## Short problem A:
Condense the paragraph of the column on women's week beginning "In the scheme of things" into a short bulleted list that keeps its main facts.
## Short problem B:
From the column on women's week, list every named person, organization, award, and event, giving each only once.

It's been quite a week for women. Wimbledon has announced equal prize money "across the board" for men and women, and a woman has won the Alan M Turing Award from the Association for Computing Machinery. (Please don't confuse that with passing the Turing test; Frances Allen is a pioneer in computer science, not a cleverly built robot.) That concrete pig a friend gave me as a sort of anti-garden gnome is adjusting his aviator goggles and getting ready to take flight.

In the scheme of things, a woman's winning the Turing Award ought to be the less surprising of the two events. Although few women make the mainstream news in computing, there have been enough of them in computing history that it surely had to happen. The All-England Club, which stages the Wimbledon tennis championships every year, is a private club that can do anything it wants, and has for years insisted that the surveys it's carried out show that the audience prefers men's tennis. (To which I say, "Who did you ask?") Anyway: the silly arguments are finally over now, and the best part of that is that we won't have to read the same debate every June. It had gotten boring. Twenty years ago.

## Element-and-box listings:
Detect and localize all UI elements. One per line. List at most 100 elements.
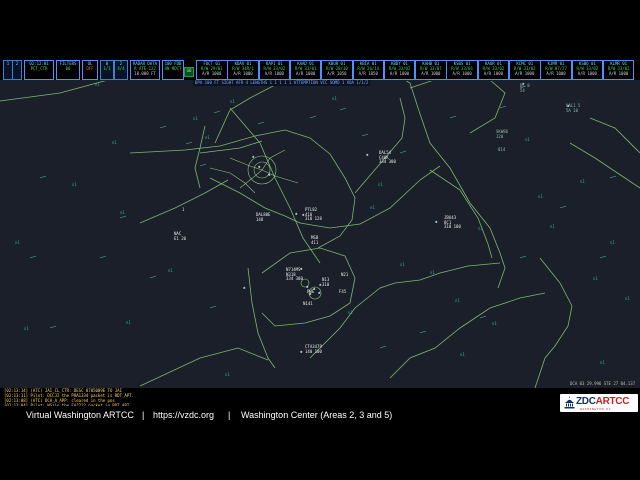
airport-status-box[interactable]: KCMC 01 R/W 33/02 A/R 1000 — [509, 60, 541, 80]
airport-status-box[interactable]: KSBQ 01 R/W 33/02 A/R 1000 — [571, 60, 604, 80]
boundary-line — [409, 72, 506, 134]
data-block[interactable]: N13 310 — [322, 277, 329, 287]
svg-text:✱: ✱ — [300, 349, 303, 354]
boundary-line — [429, 169, 493, 259]
procedure-line — [229, 157, 299, 184]
stream-footer: Virtual Washington ARTCC | https://vzdc.… — [0, 406, 640, 424]
svg-text:n1: n1 — [400, 262, 405, 267]
svg-text:1: 1 — [182, 207, 185, 212]
svg-text:n1: n1 — [112, 140, 117, 145]
toggle-button[interactable]: 2 — [12, 60, 22, 80]
boundary-line — [589, 117, 640, 154]
boundary-line — [194, 125, 206, 189]
boundary-line — [139, 347, 269, 387]
separator: | — [142, 410, 145, 420]
boundary-line — [389, 292, 546, 379]
airport-status-box[interactable]: KAPI 01 R/W 33/02 A/R 1000 — [258, 60, 291, 80]
airport-status-box[interactable]: KSBS 01 R/W 33/01 A/R 1000 — [446, 60, 478, 80]
radar-data-button[interactable]: RADAR DATA R ATE-122 18.000 FT — [130, 60, 160, 80]
svg-text:n1: n1 — [430, 270, 435, 275]
capitol-icon — [564, 396, 575, 409]
radar-scope[interactable]: 1 ✱ ✱ ✱ ✱ ✱ ✱ ✱ ✱ ✱ ✱ ✱ ✱ ✱ ✱ ✱ ✱ ✱ n1 n1 n1 n1 n1 n1 n1… — [0, 58, 640, 388]
svg-text:✱: ✱ — [435, 219, 438, 224]
data-block[interactable]: 014 — [498, 147, 505, 153]
go-button[interactable]: GO — [184, 67, 194, 77]
boundary-line — [354, 97, 406, 194]
airport-status-box[interactable]: KBUR 01 R/W 28/10 A/R 1050 — [321, 60, 353, 80]
svg-text:n1: n1 — [610, 240, 615, 245]
status-button[interactable]: 100 FDB ON MDCT — [162, 60, 184, 80]
boundary-line — [139, 179, 229, 224]
svg-text:n1: n1 — [72, 182, 77, 187]
boundary-line — [261, 247, 356, 327]
svg-text:n1: n1 — [15, 240, 20, 245]
svg-text:n1: n1 — [126, 320, 131, 325]
svg-text:n1: n1 — [205, 135, 210, 140]
filters-button[interactable]: FILTERS 00 — [56, 60, 80, 80]
data-block[interactable]: JBU43 8C1 310 100 — [444, 215, 461, 230]
svg-text:n1: n1 — [538, 194, 543, 199]
svg-text:n1: n1 — [230, 99, 235, 104]
data-block[interactable]: CTA3479 140 100 — [305, 344, 322, 354]
data-block[interactable]: MSB 411 — [311, 235, 318, 245]
data-block[interactable]: DAL54 C48K 334 300 — [379, 150, 396, 165]
data-block[interactable]: DAL80E 148 — [256, 212, 270, 222]
svg-text:n1: n1 — [525, 137, 530, 142]
range-button[interactable]: 0 1/1 — [100, 60, 114, 80]
svg-text:n1: n1 — [593, 276, 598, 281]
info-line: DPA 100 FT SIGHT AFR 4 LENGTHS 1 1 1 1 1… — [193, 80, 371, 86]
airport-status-box[interactable]: KDAV 01 R/W 34R/1 A/R 1000 — [227, 60, 259, 80]
airport-status-box[interactable]: KAHB 01 R/W 33/07 A/R 1000 — [415, 60, 447, 80]
ol-button[interactable]: OL OFF — [82, 60, 98, 80]
range-button[interactable]: 2 4/4 — [114, 60, 128, 80]
svg-text:n1: n1 — [492, 321, 497, 326]
svg-text:✱: ✱ — [295, 211, 298, 216]
svg-text:✱: ✱ — [366, 152, 369, 157]
airport-status-box[interactable]: KJMR 01 R/W 07/27 A/R 1000 — [540, 60, 572, 80]
data-block[interactable]: SKW86 120 — [496, 129, 508, 139]
data-block[interactable]: DL 8 54 — [520, 83, 530, 93]
svg-text:✱: ✱ — [268, 172, 271, 177]
airport-status-box[interactable]: KBIA 01 R/W 26/14 A/R 1050 — [352, 60, 384, 80]
svg-text:✱: ✱ — [258, 164, 261, 169]
boundary-line — [383, 67, 506, 289]
data-block[interactable]: N714MS N318 334 300 — [286, 267, 303, 282]
airport-status-box[interactable]: KBDY 01 R/W 33/02 A/R 1000 — [383, 60, 416, 80]
procedure-line — [239, 149, 286, 189]
airport-status-box[interactable]: KAAD 01 R/W 33/01 A/R 1000 — [289, 60, 322, 80]
logo-subtitle: WASHINGTON DC — [580, 407, 612, 411]
org-name: Virtual Washington ARTCC — [26, 410, 134, 420]
svg-text:n1: n1 — [168, 268, 173, 273]
airport-status-box[interactable]: FDCT 01 R/W 29/01 A/R 1000 — [196, 60, 228, 80]
svg-text:n1: n1 — [600, 360, 605, 365]
track-vectors — [29, 85, 617, 349]
clock-box[interactable]: 02:12:01 PCT_CTR — [24, 60, 54, 80]
airport-status-box[interactable]: KLMR 01 R/W 33/02 A/R 1000 — [602, 60, 635, 80]
svg-text:n1: n1 — [378, 182, 383, 187]
data-block[interactable]: PWE — [307, 289, 314, 295]
background-symbols: n1 n1 n1 n1 n1 n1 n1 n1 n1 n1 n1 n1 n1 n1 n1 n1 n1 n… — [15, 82, 630, 377]
data-block[interactable]: N141 — [303, 301, 313, 307]
data-block[interactable]: NAC E1 20 — [174, 231, 186, 241]
facility-name: Washington Center (Areas 2, 3 and 5) — [241, 410, 393, 420]
website-link[interactable]: https://vzdc.org — [153, 410, 214, 420]
data-block[interactable]: UAL1 5 5A 10 — [566, 103, 580, 113]
svg-text:n1: n1 — [460, 352, 465, 357]
boundary-line — [247, 267, 276, 369]
terminal-area — [209, 149, 322, 300]
svg-text:n1: n1 — [193, 116, 198, 121]
airport-status-box[interactable]: KAUR 01 R/W 33/02 A/R 1000 — [477, 60, 510, 80]
video-map: 1✱✱ ✱✱ ✱ ✱✱✱ ✱✱✱ ✱✱✱ ✱✱✱ n1n1n1 n1n1n1 n1… — [0, 58, 640, 388]
data-block[interactable]: F45 — [339, 289, 346, 295]
svg-text:n1: n1 — [625, 296, 630, 301]
zdc-artcc-logo: ZDCARTCC WASHINGTON DC — [560, 394, 638, 412]
separator: | — [228, 410, 231, 420]
data-block[interactable]: PTL82 410 310 128 — [305, 207, 322, 222]
radar-targets: 1✱✱ ✱✱ ✱ ✱✱✱ ✱✱✱ ✱✱✱ ✱✱✱ — [182, 81, 570, 354]
svg-text:n1: n1 — [370, 205, 375, 210]
data-block[interactable]: N21 — [341, 272, 348, 278]
svg-text:n1: n1 — [332, 96, 337, 101]
svg-text:n1: n1 — [225, 372, 230, 377]
svg-text:n1: n1 — [348, 310, 353, 315]
svg-text:n1: n1 — [550, 224, 555, 229]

## Expected answer A:
- A woman winning the Turing Award should be the less surprising of the two events, since computing history has had enough women that it was bound to happen.
- The All-England Club, which stages Wimbledon each year, is a private club that can do as it likes.
- For years it claimed its surveys showed the audience preferred men's tennis.
- The debate is now over, so it will no longer be rehashed every June; it had been boring for twenty years.

## Expected answer B:
- Wimbledon (the tennis championships)
- Alan M Turing Award
- Association for Computing Machinery
- Frances Allen
- All-England Club